**Your goal:** Would you pull out every line of the material that contains the string "Protocol"?
start
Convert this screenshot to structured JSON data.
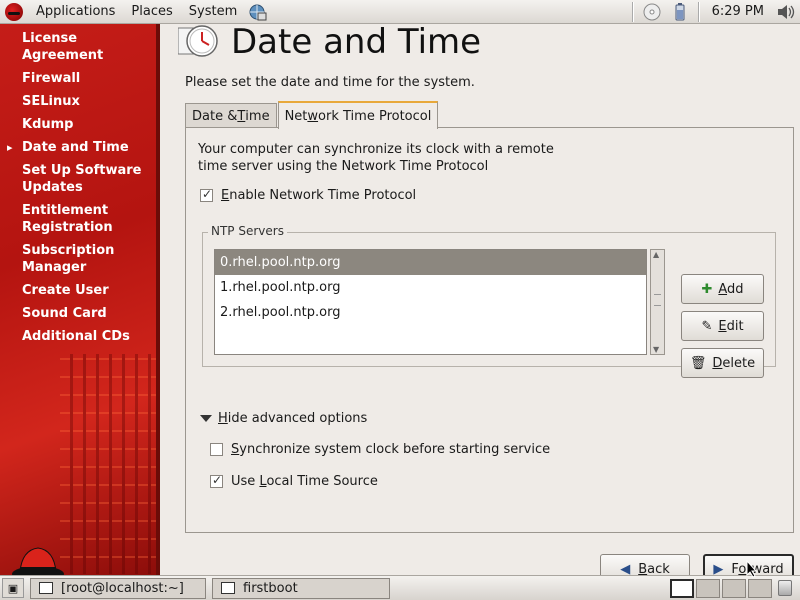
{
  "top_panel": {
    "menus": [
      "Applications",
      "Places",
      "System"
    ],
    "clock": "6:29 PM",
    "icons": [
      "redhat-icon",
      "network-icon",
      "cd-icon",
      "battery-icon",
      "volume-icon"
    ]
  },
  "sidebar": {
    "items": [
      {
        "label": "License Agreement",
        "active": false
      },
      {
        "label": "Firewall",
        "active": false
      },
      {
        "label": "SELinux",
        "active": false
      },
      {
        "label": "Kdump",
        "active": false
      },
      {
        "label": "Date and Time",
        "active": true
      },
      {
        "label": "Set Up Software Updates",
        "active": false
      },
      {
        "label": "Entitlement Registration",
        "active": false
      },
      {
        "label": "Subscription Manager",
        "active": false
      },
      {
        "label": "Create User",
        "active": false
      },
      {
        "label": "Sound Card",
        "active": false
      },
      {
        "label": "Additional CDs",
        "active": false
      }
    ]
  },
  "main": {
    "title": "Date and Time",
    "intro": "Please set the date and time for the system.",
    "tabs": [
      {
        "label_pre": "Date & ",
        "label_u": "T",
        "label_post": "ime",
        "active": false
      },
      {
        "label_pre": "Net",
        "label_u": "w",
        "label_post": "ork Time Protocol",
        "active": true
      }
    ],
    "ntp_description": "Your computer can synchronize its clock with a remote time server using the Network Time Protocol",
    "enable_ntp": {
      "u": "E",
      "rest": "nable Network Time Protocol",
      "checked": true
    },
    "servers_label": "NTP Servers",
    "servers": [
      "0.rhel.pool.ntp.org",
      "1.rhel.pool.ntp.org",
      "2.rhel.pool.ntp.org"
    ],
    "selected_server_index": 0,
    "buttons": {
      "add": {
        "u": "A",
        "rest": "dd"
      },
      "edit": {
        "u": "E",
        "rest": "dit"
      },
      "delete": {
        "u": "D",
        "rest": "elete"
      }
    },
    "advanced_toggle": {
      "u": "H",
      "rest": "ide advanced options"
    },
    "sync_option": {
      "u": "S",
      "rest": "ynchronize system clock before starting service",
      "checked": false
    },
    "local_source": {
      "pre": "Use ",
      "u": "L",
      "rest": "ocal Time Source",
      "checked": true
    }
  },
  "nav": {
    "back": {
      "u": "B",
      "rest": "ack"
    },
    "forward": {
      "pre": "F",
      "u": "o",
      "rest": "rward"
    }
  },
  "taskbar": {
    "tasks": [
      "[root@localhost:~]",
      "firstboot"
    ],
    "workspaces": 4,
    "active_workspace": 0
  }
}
end
**Solution for this task:**
        "label_post": "ork Time Protocol",
    "ntp_description": "Your computer can synchronize its clock with a remote time server using the Network Time Protocol",
      "rest": "nable Network Time Protocol",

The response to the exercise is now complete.